Job = Separate out the lines that hold "Libération".

---- Material

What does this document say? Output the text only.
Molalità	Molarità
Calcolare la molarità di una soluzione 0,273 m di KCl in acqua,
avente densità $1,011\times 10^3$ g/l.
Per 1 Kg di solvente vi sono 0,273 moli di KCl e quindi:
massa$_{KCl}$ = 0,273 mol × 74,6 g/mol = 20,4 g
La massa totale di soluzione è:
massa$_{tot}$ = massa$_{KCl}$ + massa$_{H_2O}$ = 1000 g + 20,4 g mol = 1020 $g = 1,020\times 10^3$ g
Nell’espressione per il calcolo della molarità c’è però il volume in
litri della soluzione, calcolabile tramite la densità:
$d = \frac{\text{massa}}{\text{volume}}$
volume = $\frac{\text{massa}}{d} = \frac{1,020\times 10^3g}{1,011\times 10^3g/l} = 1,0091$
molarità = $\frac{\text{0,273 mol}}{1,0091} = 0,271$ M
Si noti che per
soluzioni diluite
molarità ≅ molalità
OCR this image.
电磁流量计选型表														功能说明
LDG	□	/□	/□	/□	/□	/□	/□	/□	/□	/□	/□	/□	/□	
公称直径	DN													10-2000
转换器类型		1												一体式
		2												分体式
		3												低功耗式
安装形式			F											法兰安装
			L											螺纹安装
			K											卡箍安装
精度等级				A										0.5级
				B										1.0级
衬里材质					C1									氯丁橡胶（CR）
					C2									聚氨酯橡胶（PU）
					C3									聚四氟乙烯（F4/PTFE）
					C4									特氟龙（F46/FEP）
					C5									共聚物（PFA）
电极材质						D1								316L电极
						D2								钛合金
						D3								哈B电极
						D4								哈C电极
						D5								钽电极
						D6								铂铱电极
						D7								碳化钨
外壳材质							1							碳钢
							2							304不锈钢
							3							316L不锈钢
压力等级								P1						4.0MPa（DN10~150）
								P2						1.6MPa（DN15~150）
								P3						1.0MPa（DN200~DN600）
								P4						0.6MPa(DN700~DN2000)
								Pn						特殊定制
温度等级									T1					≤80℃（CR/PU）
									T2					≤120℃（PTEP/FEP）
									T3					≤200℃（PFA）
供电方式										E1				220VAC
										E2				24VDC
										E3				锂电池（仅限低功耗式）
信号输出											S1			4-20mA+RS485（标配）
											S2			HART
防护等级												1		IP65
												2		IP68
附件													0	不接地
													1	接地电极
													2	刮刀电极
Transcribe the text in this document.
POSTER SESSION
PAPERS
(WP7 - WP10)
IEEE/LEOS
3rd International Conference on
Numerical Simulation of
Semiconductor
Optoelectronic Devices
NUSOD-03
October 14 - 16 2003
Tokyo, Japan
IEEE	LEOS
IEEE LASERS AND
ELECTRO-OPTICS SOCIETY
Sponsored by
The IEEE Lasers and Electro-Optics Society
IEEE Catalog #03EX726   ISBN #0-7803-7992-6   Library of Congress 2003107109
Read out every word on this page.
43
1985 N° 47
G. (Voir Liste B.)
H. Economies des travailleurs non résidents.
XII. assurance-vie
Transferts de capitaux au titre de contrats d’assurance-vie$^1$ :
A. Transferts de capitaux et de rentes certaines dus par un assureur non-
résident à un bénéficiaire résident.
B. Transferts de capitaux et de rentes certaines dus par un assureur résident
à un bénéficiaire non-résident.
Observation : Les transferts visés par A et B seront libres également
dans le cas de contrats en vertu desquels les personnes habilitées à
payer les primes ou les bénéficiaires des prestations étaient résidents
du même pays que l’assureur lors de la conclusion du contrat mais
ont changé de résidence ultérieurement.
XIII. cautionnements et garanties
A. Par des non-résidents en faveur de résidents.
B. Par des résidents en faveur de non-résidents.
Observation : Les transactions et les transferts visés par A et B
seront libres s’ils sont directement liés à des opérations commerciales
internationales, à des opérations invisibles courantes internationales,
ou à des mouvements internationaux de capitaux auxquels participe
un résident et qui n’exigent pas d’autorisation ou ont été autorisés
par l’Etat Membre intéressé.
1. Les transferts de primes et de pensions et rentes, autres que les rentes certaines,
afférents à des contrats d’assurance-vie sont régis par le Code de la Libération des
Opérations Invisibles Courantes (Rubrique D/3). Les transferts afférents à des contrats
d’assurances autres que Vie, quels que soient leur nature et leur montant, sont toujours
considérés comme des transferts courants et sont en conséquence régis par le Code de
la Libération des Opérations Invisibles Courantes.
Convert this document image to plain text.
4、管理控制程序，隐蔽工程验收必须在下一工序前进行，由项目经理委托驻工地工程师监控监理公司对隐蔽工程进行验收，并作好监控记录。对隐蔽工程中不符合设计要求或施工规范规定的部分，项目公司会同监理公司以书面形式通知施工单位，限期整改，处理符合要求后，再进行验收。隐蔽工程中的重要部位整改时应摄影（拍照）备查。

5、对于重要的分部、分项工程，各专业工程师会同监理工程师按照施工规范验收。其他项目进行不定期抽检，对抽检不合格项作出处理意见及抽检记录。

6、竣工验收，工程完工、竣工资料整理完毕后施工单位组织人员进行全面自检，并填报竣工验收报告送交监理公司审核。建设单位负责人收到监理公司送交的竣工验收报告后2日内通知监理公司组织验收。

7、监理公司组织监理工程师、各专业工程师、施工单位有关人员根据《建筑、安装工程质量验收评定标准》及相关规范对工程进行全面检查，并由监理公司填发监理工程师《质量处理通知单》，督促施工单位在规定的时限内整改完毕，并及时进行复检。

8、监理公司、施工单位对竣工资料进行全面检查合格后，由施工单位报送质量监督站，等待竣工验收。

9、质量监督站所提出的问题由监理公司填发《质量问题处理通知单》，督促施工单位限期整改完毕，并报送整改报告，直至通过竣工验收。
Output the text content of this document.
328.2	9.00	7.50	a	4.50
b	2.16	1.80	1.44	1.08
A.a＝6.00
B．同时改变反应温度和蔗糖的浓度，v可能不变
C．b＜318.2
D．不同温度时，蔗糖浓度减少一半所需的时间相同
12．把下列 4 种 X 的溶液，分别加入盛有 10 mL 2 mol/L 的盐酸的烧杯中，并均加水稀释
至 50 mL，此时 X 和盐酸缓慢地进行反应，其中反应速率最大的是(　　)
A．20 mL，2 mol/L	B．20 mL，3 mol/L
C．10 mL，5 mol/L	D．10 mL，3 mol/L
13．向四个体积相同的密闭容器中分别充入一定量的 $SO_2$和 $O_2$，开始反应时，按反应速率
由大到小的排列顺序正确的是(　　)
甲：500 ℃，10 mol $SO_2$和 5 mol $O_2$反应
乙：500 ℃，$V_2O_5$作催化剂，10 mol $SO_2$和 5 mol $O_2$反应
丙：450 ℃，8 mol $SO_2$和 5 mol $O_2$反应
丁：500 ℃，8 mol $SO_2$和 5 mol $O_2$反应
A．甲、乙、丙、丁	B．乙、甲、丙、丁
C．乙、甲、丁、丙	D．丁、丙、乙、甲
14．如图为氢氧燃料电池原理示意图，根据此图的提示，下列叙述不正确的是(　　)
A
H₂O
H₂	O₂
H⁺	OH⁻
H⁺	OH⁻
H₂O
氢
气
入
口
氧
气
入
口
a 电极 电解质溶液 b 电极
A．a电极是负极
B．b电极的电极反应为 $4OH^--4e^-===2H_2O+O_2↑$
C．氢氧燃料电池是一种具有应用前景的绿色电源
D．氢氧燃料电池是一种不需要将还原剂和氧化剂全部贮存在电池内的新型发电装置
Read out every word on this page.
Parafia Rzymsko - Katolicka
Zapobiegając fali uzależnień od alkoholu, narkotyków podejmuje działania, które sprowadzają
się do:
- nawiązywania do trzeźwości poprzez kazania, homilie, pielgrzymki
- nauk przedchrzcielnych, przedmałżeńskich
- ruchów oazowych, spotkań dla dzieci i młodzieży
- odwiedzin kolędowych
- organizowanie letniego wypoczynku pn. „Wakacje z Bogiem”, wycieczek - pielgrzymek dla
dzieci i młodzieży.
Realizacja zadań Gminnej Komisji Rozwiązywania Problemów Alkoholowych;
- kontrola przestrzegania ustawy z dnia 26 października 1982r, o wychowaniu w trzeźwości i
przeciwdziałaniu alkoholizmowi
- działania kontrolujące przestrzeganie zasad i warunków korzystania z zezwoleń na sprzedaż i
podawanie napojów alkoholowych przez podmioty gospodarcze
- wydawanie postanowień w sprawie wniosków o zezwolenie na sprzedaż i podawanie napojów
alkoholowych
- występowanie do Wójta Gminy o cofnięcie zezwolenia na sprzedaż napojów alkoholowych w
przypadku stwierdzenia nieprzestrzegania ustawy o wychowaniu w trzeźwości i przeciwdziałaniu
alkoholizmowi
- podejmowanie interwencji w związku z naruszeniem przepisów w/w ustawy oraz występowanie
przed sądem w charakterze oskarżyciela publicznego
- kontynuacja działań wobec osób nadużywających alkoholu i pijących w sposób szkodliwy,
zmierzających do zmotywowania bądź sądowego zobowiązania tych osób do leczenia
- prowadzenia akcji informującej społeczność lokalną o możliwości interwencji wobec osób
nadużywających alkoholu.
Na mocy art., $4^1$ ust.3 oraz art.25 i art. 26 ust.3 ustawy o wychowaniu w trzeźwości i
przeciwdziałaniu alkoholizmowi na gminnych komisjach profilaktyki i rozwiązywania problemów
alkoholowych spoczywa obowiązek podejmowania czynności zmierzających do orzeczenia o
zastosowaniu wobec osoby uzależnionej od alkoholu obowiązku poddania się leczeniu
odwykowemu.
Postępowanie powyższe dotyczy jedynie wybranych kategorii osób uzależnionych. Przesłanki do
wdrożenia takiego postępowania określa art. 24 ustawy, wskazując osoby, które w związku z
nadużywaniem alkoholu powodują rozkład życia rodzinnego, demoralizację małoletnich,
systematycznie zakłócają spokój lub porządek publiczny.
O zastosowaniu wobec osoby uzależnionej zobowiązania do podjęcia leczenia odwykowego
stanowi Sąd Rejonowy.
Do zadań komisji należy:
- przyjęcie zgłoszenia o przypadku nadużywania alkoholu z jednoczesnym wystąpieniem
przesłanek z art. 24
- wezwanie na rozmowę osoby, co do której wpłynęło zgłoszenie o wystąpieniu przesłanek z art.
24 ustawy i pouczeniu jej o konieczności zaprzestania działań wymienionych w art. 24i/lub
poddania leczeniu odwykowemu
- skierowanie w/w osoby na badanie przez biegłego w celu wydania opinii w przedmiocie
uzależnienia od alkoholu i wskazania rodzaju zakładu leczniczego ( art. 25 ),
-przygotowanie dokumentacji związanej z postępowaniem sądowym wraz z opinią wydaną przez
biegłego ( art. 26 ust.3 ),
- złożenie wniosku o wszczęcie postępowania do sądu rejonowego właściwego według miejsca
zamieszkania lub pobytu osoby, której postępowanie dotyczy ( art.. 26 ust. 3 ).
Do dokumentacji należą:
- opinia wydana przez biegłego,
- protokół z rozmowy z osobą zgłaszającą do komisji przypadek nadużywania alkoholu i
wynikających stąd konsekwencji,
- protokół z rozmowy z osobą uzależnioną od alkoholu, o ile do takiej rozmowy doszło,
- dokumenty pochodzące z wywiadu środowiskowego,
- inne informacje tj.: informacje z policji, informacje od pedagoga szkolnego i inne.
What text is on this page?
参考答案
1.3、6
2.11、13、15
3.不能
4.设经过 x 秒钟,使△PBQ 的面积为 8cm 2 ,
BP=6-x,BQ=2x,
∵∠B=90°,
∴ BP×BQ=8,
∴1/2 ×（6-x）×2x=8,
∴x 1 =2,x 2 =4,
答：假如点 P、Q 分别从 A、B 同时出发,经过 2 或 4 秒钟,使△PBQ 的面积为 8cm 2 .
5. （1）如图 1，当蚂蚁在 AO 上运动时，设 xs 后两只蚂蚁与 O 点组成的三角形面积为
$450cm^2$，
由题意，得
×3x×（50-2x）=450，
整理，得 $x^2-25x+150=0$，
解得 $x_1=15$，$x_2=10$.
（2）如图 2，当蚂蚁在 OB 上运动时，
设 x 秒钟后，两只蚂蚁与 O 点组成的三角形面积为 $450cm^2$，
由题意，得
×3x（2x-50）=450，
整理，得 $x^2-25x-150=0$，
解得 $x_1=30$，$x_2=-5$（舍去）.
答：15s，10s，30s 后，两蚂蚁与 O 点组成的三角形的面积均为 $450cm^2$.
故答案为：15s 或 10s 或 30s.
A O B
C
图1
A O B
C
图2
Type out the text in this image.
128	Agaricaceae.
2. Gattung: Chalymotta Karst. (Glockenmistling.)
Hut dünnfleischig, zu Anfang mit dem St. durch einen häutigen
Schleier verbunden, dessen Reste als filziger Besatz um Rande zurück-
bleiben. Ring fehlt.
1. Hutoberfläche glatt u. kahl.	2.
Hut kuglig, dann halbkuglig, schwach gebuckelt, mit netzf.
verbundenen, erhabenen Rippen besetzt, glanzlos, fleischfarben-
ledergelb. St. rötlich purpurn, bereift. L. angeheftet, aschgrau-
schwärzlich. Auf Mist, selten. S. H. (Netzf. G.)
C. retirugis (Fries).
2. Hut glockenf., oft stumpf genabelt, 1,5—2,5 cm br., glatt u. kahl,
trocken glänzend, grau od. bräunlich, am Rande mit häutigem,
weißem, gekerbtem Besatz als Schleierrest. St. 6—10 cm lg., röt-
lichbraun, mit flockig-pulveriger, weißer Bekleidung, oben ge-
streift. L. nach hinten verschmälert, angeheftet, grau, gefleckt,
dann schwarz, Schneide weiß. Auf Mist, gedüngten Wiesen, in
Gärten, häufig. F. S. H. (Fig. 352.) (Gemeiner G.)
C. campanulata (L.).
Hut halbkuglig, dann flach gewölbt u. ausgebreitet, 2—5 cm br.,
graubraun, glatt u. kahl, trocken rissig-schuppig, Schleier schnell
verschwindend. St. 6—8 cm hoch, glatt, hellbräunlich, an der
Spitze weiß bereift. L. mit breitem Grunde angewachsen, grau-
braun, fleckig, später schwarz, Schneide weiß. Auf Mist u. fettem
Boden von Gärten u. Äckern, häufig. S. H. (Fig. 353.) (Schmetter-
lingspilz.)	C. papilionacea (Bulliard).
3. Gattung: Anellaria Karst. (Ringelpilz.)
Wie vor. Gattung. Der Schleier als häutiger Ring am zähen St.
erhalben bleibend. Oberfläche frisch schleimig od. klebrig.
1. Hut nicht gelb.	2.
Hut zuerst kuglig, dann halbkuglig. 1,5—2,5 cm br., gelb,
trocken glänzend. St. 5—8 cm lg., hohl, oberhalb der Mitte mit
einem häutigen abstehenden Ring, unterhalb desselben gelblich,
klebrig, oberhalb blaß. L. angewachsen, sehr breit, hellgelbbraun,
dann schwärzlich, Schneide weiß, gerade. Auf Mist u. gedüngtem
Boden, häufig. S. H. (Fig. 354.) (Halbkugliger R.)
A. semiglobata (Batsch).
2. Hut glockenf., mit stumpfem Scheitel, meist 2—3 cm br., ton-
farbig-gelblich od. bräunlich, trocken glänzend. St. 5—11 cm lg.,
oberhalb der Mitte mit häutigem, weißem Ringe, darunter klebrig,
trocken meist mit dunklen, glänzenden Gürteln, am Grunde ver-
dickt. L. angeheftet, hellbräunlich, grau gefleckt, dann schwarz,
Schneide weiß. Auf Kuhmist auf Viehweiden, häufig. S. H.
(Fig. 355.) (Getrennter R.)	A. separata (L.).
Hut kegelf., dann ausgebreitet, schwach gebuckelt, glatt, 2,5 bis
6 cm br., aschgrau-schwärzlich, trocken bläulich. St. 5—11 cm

--------

Problem solution =
afférents à des contrats d’assurance-vie sont régis par le Code de la Libération des
la Libération des Opérations Invisibles Courantes.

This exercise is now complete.